Write out all of the data without omission, exactly as shown.

(Entries taken from a collection)
--------------------

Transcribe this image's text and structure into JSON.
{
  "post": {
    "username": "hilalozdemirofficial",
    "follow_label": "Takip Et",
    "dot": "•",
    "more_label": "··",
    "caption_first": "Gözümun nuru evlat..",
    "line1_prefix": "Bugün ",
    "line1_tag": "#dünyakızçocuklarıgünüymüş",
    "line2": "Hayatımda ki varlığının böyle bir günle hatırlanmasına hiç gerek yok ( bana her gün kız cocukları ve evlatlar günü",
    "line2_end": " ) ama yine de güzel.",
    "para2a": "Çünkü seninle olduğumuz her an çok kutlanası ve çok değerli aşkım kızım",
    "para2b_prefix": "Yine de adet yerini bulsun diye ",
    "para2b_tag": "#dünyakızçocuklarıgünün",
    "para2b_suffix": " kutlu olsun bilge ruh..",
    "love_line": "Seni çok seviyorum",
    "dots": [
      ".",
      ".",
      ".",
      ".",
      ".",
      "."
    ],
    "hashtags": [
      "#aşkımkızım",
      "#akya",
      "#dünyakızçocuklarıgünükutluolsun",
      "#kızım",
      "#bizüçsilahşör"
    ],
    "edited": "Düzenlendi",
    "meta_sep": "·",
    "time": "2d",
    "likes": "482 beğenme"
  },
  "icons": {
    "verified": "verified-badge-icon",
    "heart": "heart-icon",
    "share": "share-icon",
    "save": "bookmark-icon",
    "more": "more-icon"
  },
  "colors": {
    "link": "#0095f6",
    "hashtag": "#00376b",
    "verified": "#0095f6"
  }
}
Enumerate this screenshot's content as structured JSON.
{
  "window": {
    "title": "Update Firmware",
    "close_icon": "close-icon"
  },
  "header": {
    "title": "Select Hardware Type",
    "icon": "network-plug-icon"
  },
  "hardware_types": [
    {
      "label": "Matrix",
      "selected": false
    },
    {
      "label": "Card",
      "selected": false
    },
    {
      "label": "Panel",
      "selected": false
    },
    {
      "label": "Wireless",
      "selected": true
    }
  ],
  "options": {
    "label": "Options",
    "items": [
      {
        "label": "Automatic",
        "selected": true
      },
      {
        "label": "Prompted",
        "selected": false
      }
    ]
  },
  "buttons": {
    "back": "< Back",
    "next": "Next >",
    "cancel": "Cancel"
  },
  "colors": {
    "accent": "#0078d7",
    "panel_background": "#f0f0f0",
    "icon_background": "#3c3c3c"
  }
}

--------------------

TASK RESPONSE =
Transcribe this image's text and structure into JSON.
{
  "post": {
    "username": "hilalozdemirofficial",
    "follow_label": "Takip Et",
    "dot": "•",
    "more_label": "··",
    "caption_first": "Gözümun nuru evlat..",
    "line1_prefix": "Bugün ",
    "line1_tag": "#dünyakızçocuklarıgünüymüş",
    "line2": "Hayatımda ki varlığının böyle bir günle hatırlanmasına hiç gerek yok ( bana her gün kız cocukları ve evlatlar günü",
    "line2_end": " ) ama yine de güzel.",
    "para2a": "Çünkü seninle olduğumuz her an çok kutlanası ve çok değerli aşkım kızım",
    "para2b_prefix": "Yine de adet yerini bulsun diye ",
    "para2b_tag": "#dünyakızçocuklarıgünün",
    "para2b_suffix": " kutlu olsun bilge ruh..",
    "love_line": "Seni çok seviyorum",
    "dots": [
      ".",
      ".",
      ".",
      ".",
      ".",
      "."
    ],
    "hashtags": [
      "#aşkımkızım",
      "#akya",
      "#dünyakızçocuklarıgünükutluolsun",
      "#kızım",
      "#bizüçsilahşör"
    ],
    "edited": "Düzenlendi",
    "meta_sep": "·",
    "time": "2d",
    "likes": "482 beğenme"
  },
  "icons": {
    "verified": "verified-badge-icon",
    "heart": "heart-icon",
    "share": "share-icon",
    "save": "bookmark-icon",
    "more": "more-icon"
  },
  "colors": {
    "link": "#0095f6",
    "hashtag": "#00376b",
    "verified": "#0095f6"
  }
}
Enumerate this screenshot's content as structured JSON.
{
  "window": {
    "title": "Update Firmware",
    "close_icon": "close-icon"
  },
  "header": {
    "title": "Select Hardware Type",
    "icon": "network-plug-icon"
  },
  "hardware_types": [
    {
      "label": "Matrix",
      "selected": false
    },
    {
      "label": "Card",
      "selected": false
    },
    {
      "label": "Panel",
      "selected": false
    },
    {
      "label": "Wireless",
      "selected": true
    }
  ],
  "options": {
    "label": "Options",
    "items": [
      {
        "label": "Automatic",
        "selected": true
      },
      {
        "label": "Prompted",
        "selected": false
      }
    ]
  },
  "buttons": {
    "back": "< Back",
    "next": "Next >",
    "cancel": "Cancel"
  },
  "colors": {
    "accent": "#0078d7",
    "panel_background": "#f0f0f0",
    "icon_background": "#3c3c3c"
  }
}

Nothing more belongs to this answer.